> **How to complete this task**: Each record below should be written out again exactly.

Entries taken from a collection
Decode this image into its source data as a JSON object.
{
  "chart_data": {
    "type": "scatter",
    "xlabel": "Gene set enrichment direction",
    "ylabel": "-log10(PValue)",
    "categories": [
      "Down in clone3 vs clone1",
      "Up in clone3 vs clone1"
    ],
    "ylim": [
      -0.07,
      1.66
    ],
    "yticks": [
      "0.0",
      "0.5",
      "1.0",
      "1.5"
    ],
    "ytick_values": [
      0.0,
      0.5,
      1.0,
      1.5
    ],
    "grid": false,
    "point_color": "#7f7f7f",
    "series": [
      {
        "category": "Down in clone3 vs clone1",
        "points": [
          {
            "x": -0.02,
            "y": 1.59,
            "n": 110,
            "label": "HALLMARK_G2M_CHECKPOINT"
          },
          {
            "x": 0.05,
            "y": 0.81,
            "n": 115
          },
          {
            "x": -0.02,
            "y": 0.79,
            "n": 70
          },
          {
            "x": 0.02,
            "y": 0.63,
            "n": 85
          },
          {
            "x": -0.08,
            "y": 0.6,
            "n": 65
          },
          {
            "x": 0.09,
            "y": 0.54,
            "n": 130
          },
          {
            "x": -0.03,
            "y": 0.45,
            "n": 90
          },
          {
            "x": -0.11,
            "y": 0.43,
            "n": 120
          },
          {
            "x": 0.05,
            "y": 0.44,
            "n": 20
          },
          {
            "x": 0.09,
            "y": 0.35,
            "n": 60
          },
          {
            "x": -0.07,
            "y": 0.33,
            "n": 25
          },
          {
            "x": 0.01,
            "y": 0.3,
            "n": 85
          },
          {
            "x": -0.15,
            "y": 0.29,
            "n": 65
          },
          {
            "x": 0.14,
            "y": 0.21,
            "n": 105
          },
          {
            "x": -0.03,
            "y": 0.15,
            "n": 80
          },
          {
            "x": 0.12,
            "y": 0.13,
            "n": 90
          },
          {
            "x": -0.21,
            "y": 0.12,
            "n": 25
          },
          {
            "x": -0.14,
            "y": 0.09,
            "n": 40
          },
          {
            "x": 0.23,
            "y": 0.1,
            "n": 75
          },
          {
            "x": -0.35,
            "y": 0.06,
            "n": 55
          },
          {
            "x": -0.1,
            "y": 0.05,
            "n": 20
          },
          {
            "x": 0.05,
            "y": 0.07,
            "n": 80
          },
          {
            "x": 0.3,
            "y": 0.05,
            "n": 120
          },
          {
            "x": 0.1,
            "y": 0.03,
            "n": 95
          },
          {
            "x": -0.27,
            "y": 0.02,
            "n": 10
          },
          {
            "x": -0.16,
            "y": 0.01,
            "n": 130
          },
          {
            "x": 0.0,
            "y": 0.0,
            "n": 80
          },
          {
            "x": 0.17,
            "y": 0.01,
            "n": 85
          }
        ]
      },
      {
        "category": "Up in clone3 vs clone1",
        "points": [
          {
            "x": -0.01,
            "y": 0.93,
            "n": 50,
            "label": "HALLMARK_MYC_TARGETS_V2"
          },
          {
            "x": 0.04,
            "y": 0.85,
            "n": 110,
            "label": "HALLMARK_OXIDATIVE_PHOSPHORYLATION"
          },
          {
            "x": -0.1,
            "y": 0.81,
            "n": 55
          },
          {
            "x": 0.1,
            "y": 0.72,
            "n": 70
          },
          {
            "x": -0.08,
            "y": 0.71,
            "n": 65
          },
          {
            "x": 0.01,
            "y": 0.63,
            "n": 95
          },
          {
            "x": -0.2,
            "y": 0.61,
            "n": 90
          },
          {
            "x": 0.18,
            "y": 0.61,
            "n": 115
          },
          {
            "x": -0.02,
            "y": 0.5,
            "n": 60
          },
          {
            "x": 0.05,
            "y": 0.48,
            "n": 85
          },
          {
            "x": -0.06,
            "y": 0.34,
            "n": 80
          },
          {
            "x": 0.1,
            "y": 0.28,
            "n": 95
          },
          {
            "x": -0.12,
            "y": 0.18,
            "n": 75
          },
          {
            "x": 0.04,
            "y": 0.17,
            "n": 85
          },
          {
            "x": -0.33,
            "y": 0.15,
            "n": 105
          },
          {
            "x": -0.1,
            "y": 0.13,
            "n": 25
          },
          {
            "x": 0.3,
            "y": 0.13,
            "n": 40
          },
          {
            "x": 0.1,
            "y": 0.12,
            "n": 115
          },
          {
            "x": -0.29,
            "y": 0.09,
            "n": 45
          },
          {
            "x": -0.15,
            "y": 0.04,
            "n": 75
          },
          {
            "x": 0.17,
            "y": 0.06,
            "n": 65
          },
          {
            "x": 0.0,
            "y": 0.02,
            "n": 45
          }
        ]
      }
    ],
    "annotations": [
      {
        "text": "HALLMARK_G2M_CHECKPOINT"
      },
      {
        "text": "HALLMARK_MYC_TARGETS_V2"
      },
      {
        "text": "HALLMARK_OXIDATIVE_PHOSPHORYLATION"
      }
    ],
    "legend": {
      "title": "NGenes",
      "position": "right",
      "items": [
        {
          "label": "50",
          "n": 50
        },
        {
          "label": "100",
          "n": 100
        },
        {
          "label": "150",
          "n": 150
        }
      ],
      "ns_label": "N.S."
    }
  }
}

> **Written solution**:
Decode this image into its source data as a JSON object.
{
  "chart_data": {
    "type": "scatter",
    "xlabel": "Gene set enrichment direction",
    "ylabel": "-log10(PValue)",
    "categories": [
      "Down in clone3 vs clone1",
      "Up in clone3 vs clone1"
    ],
    "ylim": [
      -0.07,
      1.66
    ],
    "yticks": [
      "0.0",
      "0.5",
      "1.0",
      "1.5"
    ],
    "ytick_values": [
      0.0,
      0.5,
      1.0,
      1.5
    ],
    "grid": false,
    "point_color": "#7f7f7f",
    "series": [
      {
        "category": "Down in clone3 vs clone1",
        "points": [
          {
            "x": -0.02,
            "y": 1.59,
            "n": 110,
            "label": "HALLMARK_G2M_CHECKPOINT"
          },
          {
            "x": 0.05,
            "y": 0.81,
            "n": 115
          },
          {
            "x": -0.02,
            "y": 0.79,
            "n": 70
          },
          {
            "x": 0.02,
            "y": 0.63,
            "n": 85
          },
          {
            "x": -0.08,
            "y": 0.6,
            "n": 65
          },
          {
            "x": 0.09,
            "y": 0.54,
            "n": 130
          },
          {
            "x": -0.03,
            "y": 0.45,
            "n": 90
          },
          {
            "x": -0.11,
            "y": 0.43,
            "n": 120
          },
          {
            "x": 0.05,
            "y": 0.44,
            "n": 20
          },
          {
            "x": 0.09,
            "y": 0.35,
            "n": 60
          },
          {
            "x": -0.07,
            "y": 0.33,
            "n": 25
          },
          {
            "x": 0.01,
            "y": 0.3,
            "n": 85
          },
          {
            "x": -0.15,
            "y": 0.29,
            "n": 65
          },
          {
            "x": 0.14,
            "y": 0.21,
            "n": 105
          },
          {
            "x": -0.03,
            "y": 0.15,
            "n": 80
          },
          {
            "x": 0.12,
            "y": 0.13,
            "n": 90
          },
          {
            "x": -0.21,
            "y": 0.12,
            "n": 25
          },
          {
            "x": -0.14,
            "y": 0.09,
            "n": 40
          },
          {
            "x": 0.23,
            "y": 0.1,
            "n": 75
          },
          {
            "x": -0.35,
            "y": 0.06,
            "n": 55
          },
          {
            "x": -0.1,
            "y": 0.05,
            "n": 20
          },
          {
            "x": 0.05,
            "y": 0.07,
            "n": 80
          },
          {
            "x": 0.3,
            "y": 0.05,
            "n": 120
          },
          {
            "x": 0.1,
            "y": 0.03,
            "n": 95
          },
          {
            "x": -0.27,
            "y": 0.02,
            "n": 10
          },
          {
            "x": -0.16,
            "y": 0.01,
            "n": 130
          },
          {
            "x": 0.0,
            "y": 0.0,
            "n": 80
          },
          {
            "x": 0.17,
            "y": 0.01,
            "n": 85
          }
        ]
      },
      {
        "category": "Up in clone3 vs clone1",
        "points": [
          {
            "x": -0.01,
            "y": 0.93,
            "n": 50,
            "label": "HALLMARK_MYC_TARGETS_V2"
          },
          {
            "x": 0.04,
            "y": 0.85,
            "n": 110,
            "label": "HALLMARK_OXIDATIVE_PHOSPHORYLATION"
          },
          {
            "x": -0.1,
            "y": 0.81,
            "n": 55
          },
          {
            "x": 0.1,
            "y": 0.72,
            "n": 70
          },
          {
            "x": -0.08,
            "y": 0.71,
            "n": 65
          },
          {
            "x": 0.01,
            "y": 0.63,
            "n": 95
          },
          {
            "x": -0.2,
            "y": 0.61,
            "n": 90
          },
          {
            "x": 0.18,
            "y": 0.61,
            "n": 115
          },
          {
            "x": -0.02,
            "y": 0.5,
            "n": 60
          },
          {
            "x": 0.05,
            "y": 0.48,
            "n": 85
          },
          {
            "x": -0.06,
            "y": 0.34,
            "n": 80
          },
          {
            "x": 0.1,
            "y": 0.28,
            "n": 95
          },
          {
            "x": -0.12,
            "y": 0.18,
            "n": 75
          },
          {
            "x": 0.04,
            "y": 0.17,
            "n": 85
          },
          {
            "x": -0.33,
            "y": 0.15,
            "n": 105
          },
          {
            "x": -0.1,
            "y": 0.13,
            "n": 25
          },
          {
            "x": 0.3,
            "y": 0.13,
            "n": 40
          },
          {
            "x": 0.1,
            "y": 0.12,
            "n": 115
          },
          {
            "x": -0.29,
            "y": 0.09,
            "n": 45
          },
          {
            "x": -0.15,
            "y": 0.04,
            "n": 75
          },
          {
            "x": 0.17,
            "y": 0.06,
            "n": 65
          },
          {
            "x": 0.0,
            "y": 0.02,
            "n": 45
          }
        ]
      }
    ],
    "annotations": [
      {
        "text": "HALLMARK_G2M_CHECKPOINT"
      },
      {
        "text": "HALLMARK_MYC_TARGETS_V2"
      },
      {
        "text": "HALLMARK_OXIDATIVE_PHOSPHORYLATION"
      }
    ],
    "legend": {
      "title": "NGenes",
      "position": "right",
      "items": [
        {
          "label": "50",
          "n": 50
        },
        {
          "label": "100",
          "n": 100
        },
        {
          "label": "150",
          "n": 150
        }
      ],
      "ns_label": "N.S."
    }
  }
}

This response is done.